First statement(theorem):

Let $S$ be a convex set in $R^{n}$ with a nonempty interior. Let $x_{1} \in \operatorname{cl} S$ and $x_{2} \in$ int S. Then $\lambda x_{1}+(1-\lambda) x_{2} \in$ int $S$ for each $\lambda \in(0,1)$. I understood the proof regarding this one.

Corollary 1:

Let $S$ be a convex set. Then int $S$ is convex.

Answered here: Convex set also has convex interior (Corollary)

Corollary 2:

Let $S$ be a convex set with a nonempty interior. Then cl $S$ is convex.

My attempt for corollary 2(alternative proof(?)):

For cl $S$ to be convex, one has to let $x_{1}$, $x_{2}$ $\in$ cl $S$ and show that $\lambda x_{1}+(1-\lambda) x_{2} \in cl(S)$.

Let $x_{1}$, $x_{2}$ $\in$ $int(S)$ $\implies$ $\lambda x_{1}+(1-\lambda) x_{2} \in$ int $S$ by corollary 1.

Furthermore, since $\operatorname{int}(S) \subset S \subset \operatorname{cl}(S)$ we conclude that $x_{1}, x_{2} \in cl(S)$ and that $\lambda x_{1}+(1-\lambda) x_{2} \in$ cl $S$. Therefore, $cl(S)$ is convex.

Information provided:
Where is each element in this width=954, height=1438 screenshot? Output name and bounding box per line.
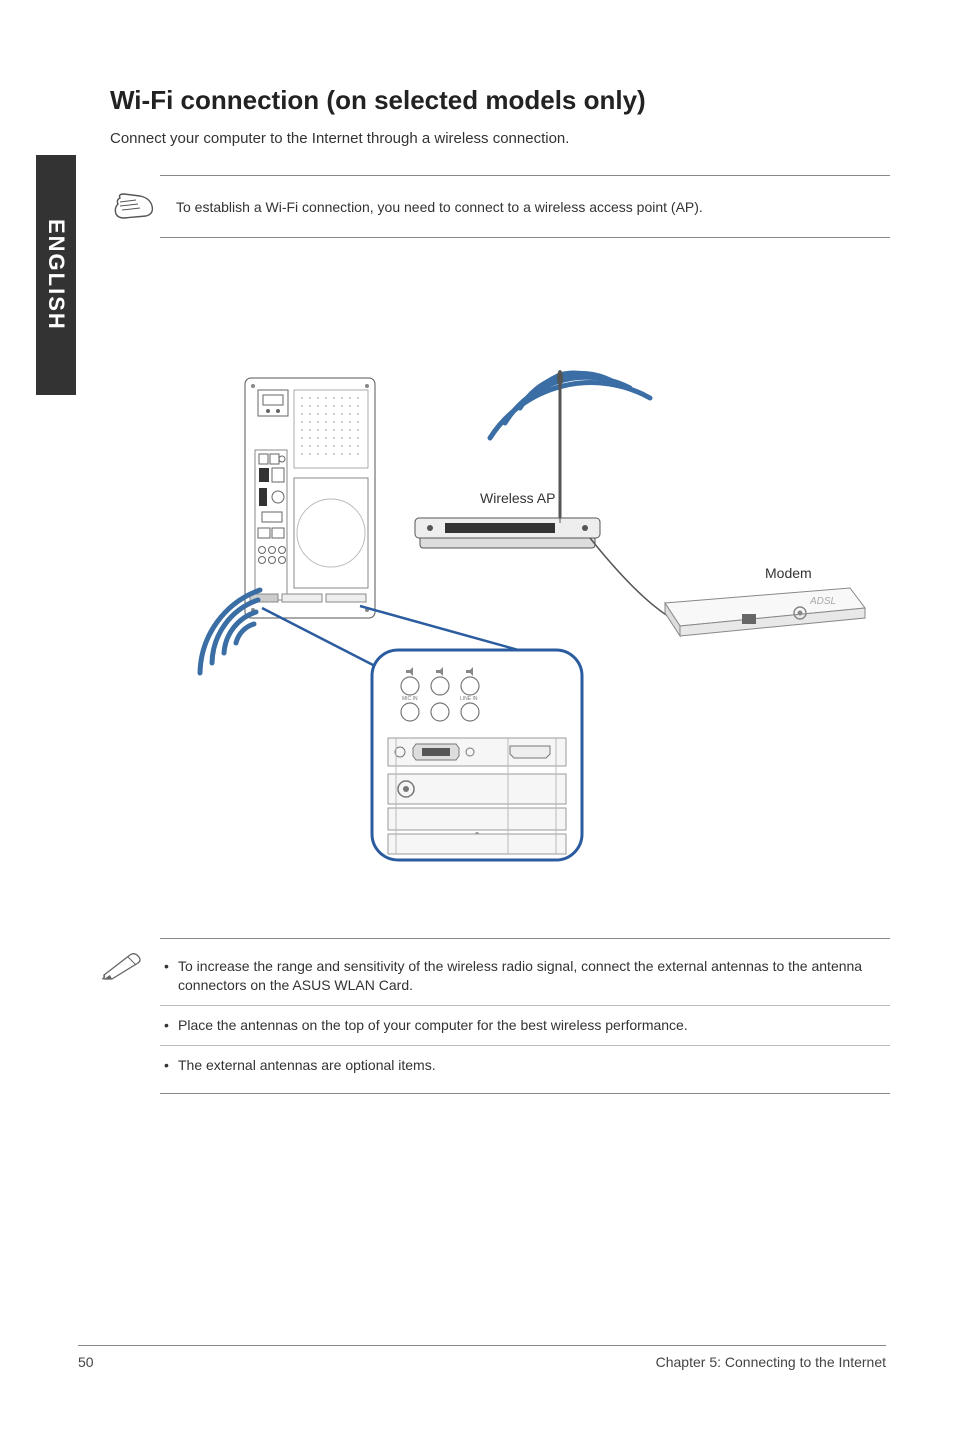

Required work:
Continue the post on the closure of a convex set past its final sentence. The listing is not required for this work.

Output:
Original proof:

Let $x_{1}, x_{2} \in \operatorname{cl} S .$ Pick $z \in$ int $S$ (by assumption, int $\left.S \neq \varnothing\right) .$ By the theorem, $\lambda x_{2}+(1-\lambda) z \in$ int $S$ for each $\lambda \in(0,1) .$ Now fix $\mu \in(0,1) .$ By the theorem, $\mu \mathbf{x}_{1}+(1-\mu)\left[\lambda \mathbf{x}_{2}+(1-\lambda) \mathbf{z}\right] \in$ int $S \subset S$ for each $\lambda \in(0,1) .$ If we take the limit as $\lambda$ approaches $1,$ it follows that $\mu \mathrm{x}_{1}+(1-\mu) \mathrm{x}_{2} \in cl(S),$ and the proof is complete.

From the book: Nonlinear Programming (Theory and Algorithms)

Can someone help me? I dont know if my proof is correct.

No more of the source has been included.